Write the next part of the forum thread about novels and films that carry a message about humankind, picking up right after its final sentence.

## BEGIN SOURCE

Hands down- Between is better than Jeremiah.


----------



## LeeC (Jul 7, 2016)

I think as far as the general subject area, Sam put it in perspective, and that the title is misleading if taken literally. I think reading between the lines of this article says a lot more.

To me, many of these stories come about because the author has a point to make. I'm not talking about authors that replay what they've experienced through media, but rather authors with a broader perspective and more insight**. Think back to ‘On the Beach’ by Nevil Shute (a post-apocalyptic novel in 1957). The author was trying to say something about the course humankind was taking. Think forward to the movie Avatar (2009) which was a reverse twist on the theme in a sci-fi approach. How many saw it as just an exciting cinematic extravaganza? The message portraying the extremes of humankind wasn't hidden. 

I can't say much about The Hunger Games because it is so dressed up in YA appeal, that if it does have a serious message behind it, it's overly obscured.

## END SOURCE
## BEGIN PROVIDED RECORDS

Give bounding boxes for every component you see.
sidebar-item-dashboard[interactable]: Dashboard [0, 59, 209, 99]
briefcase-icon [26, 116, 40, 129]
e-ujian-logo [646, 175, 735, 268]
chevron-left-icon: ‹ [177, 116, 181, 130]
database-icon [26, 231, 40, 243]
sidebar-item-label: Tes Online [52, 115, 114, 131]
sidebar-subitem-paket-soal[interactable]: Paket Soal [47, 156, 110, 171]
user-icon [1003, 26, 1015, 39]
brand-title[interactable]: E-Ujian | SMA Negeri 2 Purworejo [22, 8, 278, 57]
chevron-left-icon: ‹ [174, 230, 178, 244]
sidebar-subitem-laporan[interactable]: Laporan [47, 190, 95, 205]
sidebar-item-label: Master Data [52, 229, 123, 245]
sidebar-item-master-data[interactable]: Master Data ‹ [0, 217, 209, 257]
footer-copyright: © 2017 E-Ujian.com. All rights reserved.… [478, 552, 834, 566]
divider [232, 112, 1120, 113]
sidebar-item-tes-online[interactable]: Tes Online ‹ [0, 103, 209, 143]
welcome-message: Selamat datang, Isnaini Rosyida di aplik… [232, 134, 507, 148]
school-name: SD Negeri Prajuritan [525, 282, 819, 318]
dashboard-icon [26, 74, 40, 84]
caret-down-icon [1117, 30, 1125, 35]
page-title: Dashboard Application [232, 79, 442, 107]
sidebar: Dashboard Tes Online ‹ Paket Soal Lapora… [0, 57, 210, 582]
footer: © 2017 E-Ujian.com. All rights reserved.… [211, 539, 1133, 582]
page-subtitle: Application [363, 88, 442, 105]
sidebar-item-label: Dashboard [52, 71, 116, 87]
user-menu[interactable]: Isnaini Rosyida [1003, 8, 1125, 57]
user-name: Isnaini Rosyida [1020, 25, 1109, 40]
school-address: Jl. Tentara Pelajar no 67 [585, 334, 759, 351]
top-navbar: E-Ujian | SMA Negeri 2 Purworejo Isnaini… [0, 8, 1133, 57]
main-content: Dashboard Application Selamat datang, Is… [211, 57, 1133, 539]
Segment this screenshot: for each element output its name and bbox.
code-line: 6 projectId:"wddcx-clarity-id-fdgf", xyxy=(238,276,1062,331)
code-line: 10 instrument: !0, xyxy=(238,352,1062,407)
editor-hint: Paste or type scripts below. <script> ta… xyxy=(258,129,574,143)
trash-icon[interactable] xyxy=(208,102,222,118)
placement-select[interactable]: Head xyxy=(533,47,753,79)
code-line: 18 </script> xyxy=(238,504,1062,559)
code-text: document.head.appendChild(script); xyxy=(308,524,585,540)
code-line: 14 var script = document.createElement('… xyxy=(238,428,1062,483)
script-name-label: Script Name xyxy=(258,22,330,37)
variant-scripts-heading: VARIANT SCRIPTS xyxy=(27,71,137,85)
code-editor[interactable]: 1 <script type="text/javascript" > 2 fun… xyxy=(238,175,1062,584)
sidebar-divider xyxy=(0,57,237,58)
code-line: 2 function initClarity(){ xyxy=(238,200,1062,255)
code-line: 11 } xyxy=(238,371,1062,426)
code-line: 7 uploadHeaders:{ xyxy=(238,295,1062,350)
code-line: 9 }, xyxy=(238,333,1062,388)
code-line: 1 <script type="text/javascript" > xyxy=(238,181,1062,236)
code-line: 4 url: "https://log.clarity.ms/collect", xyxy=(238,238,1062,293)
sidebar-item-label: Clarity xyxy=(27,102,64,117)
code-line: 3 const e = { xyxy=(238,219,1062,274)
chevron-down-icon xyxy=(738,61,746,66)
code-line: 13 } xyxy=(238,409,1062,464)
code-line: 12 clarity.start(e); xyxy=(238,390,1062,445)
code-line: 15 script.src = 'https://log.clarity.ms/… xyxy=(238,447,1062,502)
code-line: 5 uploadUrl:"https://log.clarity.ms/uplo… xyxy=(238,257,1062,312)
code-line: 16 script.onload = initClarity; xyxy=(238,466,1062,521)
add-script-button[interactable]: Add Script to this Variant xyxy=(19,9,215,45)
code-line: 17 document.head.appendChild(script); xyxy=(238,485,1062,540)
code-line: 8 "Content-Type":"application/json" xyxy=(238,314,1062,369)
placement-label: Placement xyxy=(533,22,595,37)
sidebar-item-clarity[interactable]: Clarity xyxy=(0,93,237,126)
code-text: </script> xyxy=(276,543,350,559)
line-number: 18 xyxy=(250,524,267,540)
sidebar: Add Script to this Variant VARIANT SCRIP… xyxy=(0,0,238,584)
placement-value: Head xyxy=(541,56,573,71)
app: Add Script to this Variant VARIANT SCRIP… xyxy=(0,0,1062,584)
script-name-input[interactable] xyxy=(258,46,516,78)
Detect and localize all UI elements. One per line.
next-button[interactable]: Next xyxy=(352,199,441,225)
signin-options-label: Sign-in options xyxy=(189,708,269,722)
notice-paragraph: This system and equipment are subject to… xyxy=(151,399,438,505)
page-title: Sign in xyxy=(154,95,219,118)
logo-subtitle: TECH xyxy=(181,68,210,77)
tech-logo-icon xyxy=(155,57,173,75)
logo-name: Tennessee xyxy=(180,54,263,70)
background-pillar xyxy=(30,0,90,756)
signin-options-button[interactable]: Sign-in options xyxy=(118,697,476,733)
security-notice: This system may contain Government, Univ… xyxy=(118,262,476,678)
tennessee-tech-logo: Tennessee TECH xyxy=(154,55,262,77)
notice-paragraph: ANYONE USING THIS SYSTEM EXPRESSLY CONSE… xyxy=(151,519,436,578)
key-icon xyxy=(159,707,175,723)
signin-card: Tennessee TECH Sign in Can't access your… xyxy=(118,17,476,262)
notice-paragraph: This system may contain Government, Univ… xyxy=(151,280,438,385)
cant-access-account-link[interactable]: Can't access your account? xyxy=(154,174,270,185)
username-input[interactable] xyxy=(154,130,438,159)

## END PROVIDED RECORDS

(ANSWER FOR THE TASK):
One might also notice in the article how perspectives vary by local culture. Relate that to how some countries in Europe are nearing 100% renewable energy, while across the pond our corrupt business as usual approach is still doing all it can to thwart significant moves in that direction. Yeah, we all know it, but it's the cultural inculcation that hinders meaningful improvement. 

So, I'm not trying to start any debate about how shortsighted or not humans are, but rather to show there's more between the lines in life than many notice.

Take care

** akin to the emerging cli-fi novels like Thirst and Back To The Garden that I reviewed here and elsewhere.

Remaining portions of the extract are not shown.